-- Data records --
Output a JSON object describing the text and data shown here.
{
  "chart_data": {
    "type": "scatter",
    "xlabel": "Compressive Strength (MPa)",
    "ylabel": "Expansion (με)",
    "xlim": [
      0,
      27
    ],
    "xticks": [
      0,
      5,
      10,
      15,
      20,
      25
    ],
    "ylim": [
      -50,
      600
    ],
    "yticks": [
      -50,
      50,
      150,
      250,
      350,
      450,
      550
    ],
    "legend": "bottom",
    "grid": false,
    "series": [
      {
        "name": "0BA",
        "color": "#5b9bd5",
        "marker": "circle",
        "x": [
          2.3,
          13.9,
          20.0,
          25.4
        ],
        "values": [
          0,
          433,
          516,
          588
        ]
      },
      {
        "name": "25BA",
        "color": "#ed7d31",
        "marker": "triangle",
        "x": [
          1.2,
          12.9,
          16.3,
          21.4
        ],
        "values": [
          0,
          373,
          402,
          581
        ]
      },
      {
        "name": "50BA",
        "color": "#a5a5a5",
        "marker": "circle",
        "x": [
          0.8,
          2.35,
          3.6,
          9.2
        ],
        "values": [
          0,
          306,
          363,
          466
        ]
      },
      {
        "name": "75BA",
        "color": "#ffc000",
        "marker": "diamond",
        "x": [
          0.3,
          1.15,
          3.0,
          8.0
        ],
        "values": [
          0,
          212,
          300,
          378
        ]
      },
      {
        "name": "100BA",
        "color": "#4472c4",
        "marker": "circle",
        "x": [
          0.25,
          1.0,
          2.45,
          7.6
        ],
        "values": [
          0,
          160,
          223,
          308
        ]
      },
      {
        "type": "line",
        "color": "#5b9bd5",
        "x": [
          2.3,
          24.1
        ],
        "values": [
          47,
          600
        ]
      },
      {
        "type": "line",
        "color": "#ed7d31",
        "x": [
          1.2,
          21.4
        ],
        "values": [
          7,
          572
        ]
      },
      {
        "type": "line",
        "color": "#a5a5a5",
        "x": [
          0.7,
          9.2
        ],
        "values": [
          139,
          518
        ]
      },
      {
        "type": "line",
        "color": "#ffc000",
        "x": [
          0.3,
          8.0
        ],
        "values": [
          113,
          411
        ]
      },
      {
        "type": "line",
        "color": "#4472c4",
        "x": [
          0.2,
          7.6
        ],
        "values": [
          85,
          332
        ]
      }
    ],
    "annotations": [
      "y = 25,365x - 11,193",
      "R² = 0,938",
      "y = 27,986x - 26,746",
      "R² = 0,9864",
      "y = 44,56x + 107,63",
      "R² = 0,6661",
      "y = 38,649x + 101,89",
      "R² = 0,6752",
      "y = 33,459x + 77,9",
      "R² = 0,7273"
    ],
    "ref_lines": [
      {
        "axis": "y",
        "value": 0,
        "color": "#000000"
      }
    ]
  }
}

-- Objective --
Make an exact copy of the data above.

-- Written answer --
Output a JSON object describing the text and data shown here.
{
  "chart_data": {
    "type": "scatter",
    "xlabel": "Compressive Strength (MPa)",
    "ylabel": "Expansion (με)",
    "xlim": [
      0,
      27
    ],
    "xticks": [
      0,
      5,
      10,
      15,
      20,
      25
    ],
    "ylim": [
      -50,
      600
    ],
    "yticks": [
      -50,
      50,
      150,
      250,
      350,
      450,
      550
    ],
    "legend": "bottom",
    "grid": false,
    "series": [
      {
        "name": "0BA",
        "color": "#5b9bd5",
        "marker": "circle",
        "x": [
          2.3,
          13.9,
          20.0,
          25.4
        ],
        "values": [
          0,
          433,
          516,
          588
        ]
      },
      {
        "name": "25BA",
        "color": "#ed7d31",
        "marker": "triangle",
        "x": [
          1.2,
          12.9,
          16.3,
          21.4
        ],
        "values": [
          0,
          373,
          402,
          581
        ]
      },
      {
        "name": "50BA",
        "color": "#a5a5a5",
        "marker": "circle",
        "x": [
          0.8,
          2.35,
          3.6,
          9.2
        ],
        "values": [
          0,
          306,
          363,
          466
        ]
      },
      {
        "name": "75BA",
        "color": "#ffc000",
        "marker": "diamond",
        "x": [
          0.3,
          1.15,
          3.0,
          8.0
        ],
        "values": [
          0,
          212,
          300,
          378
        ]
      },
      {
        "name": "100BA",
        "color": "#4472c4",
        "marker": "circle",
        "x": [
          0.25,
          1.0,
          2.45,
          7.6
        ],
        "values": [
          0,
          160,
          223,
          308
        ]
      },
      {
        "type": "line",
        "color": "#5b9bd5",
        "x": [
          2.3,
          24.1
        ],
        "values": [
          47,
          600
        ]
      },
      {
        "type": "line",
        "color": "#ed7d31",
        "x": [
          1.2,
          21.4
        ],
        "values": [
          7,
          572
        ]
      },
      {
        "type": "line",
        "color": "#a5a5a5",
        "x": [
          0.7,
          9.2
        ],
        "values": [
          139,
          518
        ]
      },
      {
        "type": "line",
        "color": "#ffc000",
        "x": [
          0.3,
          8.0
        ],
        "values": [
          113,
          411
        ]
      },
      {
        "type": "line",
        "color": "#4472c4",
        "x": [
          0.2,
          7.6
        ],
        "values": [
          85,
          332
        ]
      }
    ],
    "annotations": [
      "y = 25,365x - 11,193",
      "R² = 0,938",
      "y = 27,986x - 26,746",
      "R² = 0,9864",
      "y = 44,56x + 107,63",
      "R² = 0,6661",
      "y = 38,649x + 101,89",
      "R² = 0,6752",
      "y = 33,459x + 77,9",
      "R² = 0,7273"
    ],
    "ref_lines": [
      {
        "axis": "y",
        "value": 0,
        "color": "#000000"
      }
    ]
  }
}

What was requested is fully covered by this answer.